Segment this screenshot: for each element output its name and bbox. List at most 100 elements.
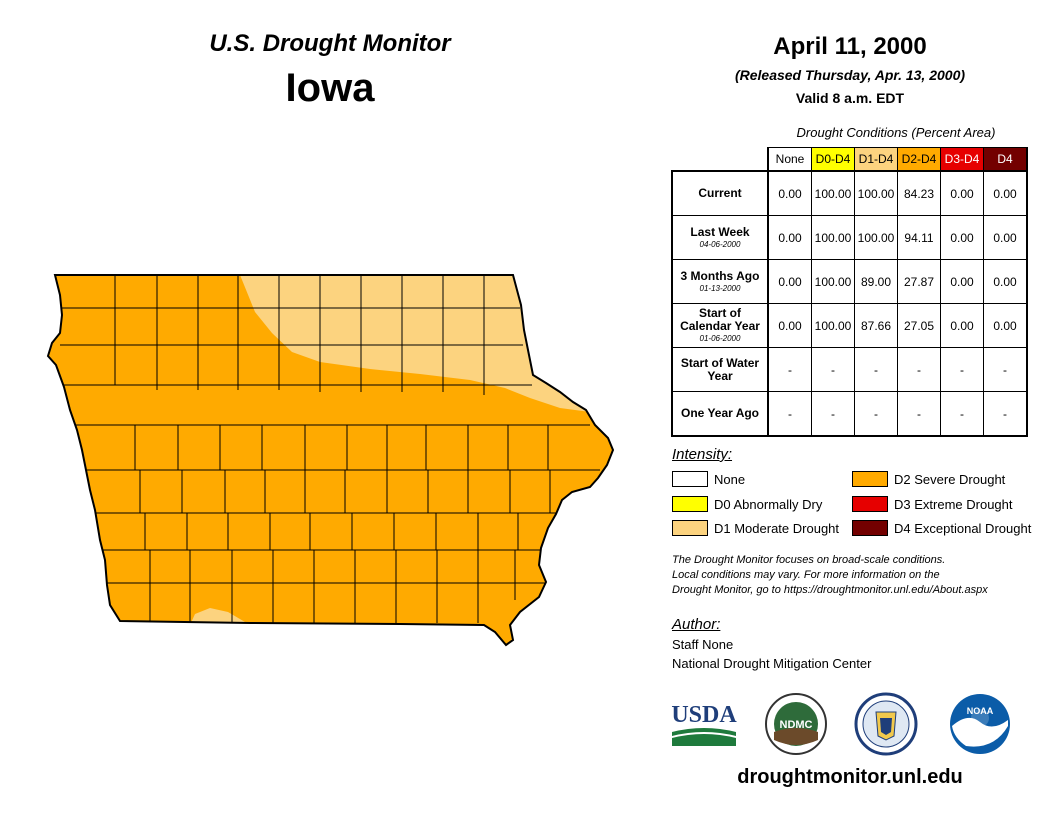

---

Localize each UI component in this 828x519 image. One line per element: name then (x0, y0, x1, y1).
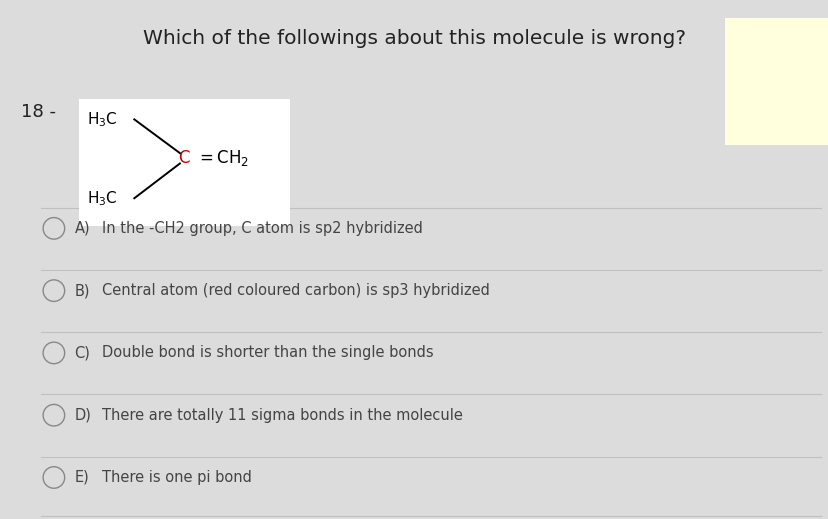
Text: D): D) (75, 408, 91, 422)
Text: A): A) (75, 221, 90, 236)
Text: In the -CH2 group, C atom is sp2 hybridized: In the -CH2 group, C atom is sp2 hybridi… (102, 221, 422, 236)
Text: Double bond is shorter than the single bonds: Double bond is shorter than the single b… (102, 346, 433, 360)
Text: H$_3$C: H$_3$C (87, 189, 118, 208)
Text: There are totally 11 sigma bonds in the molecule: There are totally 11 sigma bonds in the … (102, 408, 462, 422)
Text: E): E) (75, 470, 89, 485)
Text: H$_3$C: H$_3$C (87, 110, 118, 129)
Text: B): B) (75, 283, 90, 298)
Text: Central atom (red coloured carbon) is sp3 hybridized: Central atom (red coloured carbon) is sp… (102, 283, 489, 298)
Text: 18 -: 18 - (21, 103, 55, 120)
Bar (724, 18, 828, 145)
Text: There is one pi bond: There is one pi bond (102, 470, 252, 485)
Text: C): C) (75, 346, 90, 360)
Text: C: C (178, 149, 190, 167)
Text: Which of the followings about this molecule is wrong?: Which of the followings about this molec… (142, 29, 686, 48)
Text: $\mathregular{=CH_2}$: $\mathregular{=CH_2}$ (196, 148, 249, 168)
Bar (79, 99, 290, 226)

• What is asked
Recast the records above as a Markdown table with two columns, Row (a running number) and Entry (the line itself). Start with the line that contains "Localize each UI" and go on through the line that contains "Text: Double bond", skipping blank lines and leaving the pictures out.

• Output of the task
| Row | Entry |
|---|---|
| 1 | Localize each UI component in this 828x519 image. One line per element: name then (x0, y0, x1, y1). |
| 2 | Text: D): D) (75, 408, 91, 422) |
| 3 | Text: A): A) (75, 221, 90, 236) |
| 4 | Text: In the -CH2 group, C atom is sp2 hybridized: In the -CH2 group, C atom is sp2 hybridi… (102, 221, 422, 236) |
| 5 | Text: Double bond is shorter than the single bonds: Double bond is shorter than the single b… (102, 346, 433, 360) |